-- DATA SUPPLIED --

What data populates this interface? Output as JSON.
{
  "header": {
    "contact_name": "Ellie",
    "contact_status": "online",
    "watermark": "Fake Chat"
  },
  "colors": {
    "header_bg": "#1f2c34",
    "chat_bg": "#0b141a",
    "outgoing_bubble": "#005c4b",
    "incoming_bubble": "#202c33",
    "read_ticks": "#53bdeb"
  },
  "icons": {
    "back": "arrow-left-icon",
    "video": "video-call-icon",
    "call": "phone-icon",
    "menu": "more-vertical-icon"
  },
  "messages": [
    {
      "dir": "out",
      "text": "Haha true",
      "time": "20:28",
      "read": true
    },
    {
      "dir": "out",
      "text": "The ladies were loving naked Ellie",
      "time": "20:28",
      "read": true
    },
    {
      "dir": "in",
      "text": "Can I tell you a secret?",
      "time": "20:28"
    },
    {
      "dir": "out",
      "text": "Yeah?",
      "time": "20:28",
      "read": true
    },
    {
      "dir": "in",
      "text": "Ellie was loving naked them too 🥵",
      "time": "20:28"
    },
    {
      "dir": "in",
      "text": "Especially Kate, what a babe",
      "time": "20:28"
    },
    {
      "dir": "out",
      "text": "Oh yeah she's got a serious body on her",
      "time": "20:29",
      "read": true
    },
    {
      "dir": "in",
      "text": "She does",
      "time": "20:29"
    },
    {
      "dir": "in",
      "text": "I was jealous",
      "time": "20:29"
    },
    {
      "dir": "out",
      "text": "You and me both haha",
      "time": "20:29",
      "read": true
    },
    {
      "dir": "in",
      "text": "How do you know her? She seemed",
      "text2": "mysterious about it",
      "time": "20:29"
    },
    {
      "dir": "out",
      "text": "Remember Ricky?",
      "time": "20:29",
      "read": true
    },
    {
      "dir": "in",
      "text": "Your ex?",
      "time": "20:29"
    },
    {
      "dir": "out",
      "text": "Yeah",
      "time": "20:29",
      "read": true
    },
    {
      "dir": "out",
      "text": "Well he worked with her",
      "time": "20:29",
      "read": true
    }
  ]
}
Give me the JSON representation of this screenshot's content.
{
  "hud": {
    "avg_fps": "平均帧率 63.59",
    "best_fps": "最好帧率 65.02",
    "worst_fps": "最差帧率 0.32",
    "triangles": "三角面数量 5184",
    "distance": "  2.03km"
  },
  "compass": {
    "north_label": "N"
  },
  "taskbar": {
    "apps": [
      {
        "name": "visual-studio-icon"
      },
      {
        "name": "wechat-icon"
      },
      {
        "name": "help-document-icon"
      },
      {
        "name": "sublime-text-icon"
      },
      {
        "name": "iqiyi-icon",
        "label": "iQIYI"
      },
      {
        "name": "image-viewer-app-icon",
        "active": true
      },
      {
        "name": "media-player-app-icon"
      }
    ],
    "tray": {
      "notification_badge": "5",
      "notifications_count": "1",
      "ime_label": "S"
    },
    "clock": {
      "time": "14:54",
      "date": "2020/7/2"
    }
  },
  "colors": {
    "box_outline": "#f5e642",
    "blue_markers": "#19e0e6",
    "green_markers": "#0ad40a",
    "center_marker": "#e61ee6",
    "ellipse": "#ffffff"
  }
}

-- GIVEN EXERCISE --
Write the lines out exactly, from the one with "Give me the" down to the last line of the listing, and leave out all others.

-- EXERCISE OUTPUT --
Give me the JSON representation of this screenshot's content.
{
  "hud": {
    "avg_fps": "平均帧率 63.59",
    "best_fps": "最好帧率 65.02",
    "worst_fps": "最差帧率 0.32",
    "triangles": "三角面数量 5184",
    "distance": "  2.03km"
  },
  "compass": {
    "north_label": "N"
  },
  "taskbar": {
    "apps": [
      {
        "name": "visual-studio-icon"
      },
      {
        "name": "wechat-icon"
      },
      {
        "name": "help-document-icon"
      },
      {
        "name": "sublime-text-icon"
      },
      {
        "name": "iqiyi-icon",
        "label": "iQIYI"
      },
      {
        "name": "image-viewer-app-icon",
        "active": true
      },
      {
        "name": "media-player-app-icon"
      }
    ],
    "tray": {
      "notification_badge": "5",
      "notifications_count": "1",
      "ime_label": "S"
    },
    "clock": {
      "time": "14:54",
      "date": "2020/7/2"
    }
  },
  "colors": {
    "box_outline": "#f5e642",
    "blue_markers": "#19e0e6",
    "green_markers": "#0ad40a",
    "center_marker": "#e61ee6",
    "ellipse": "#ffffff"
  }
}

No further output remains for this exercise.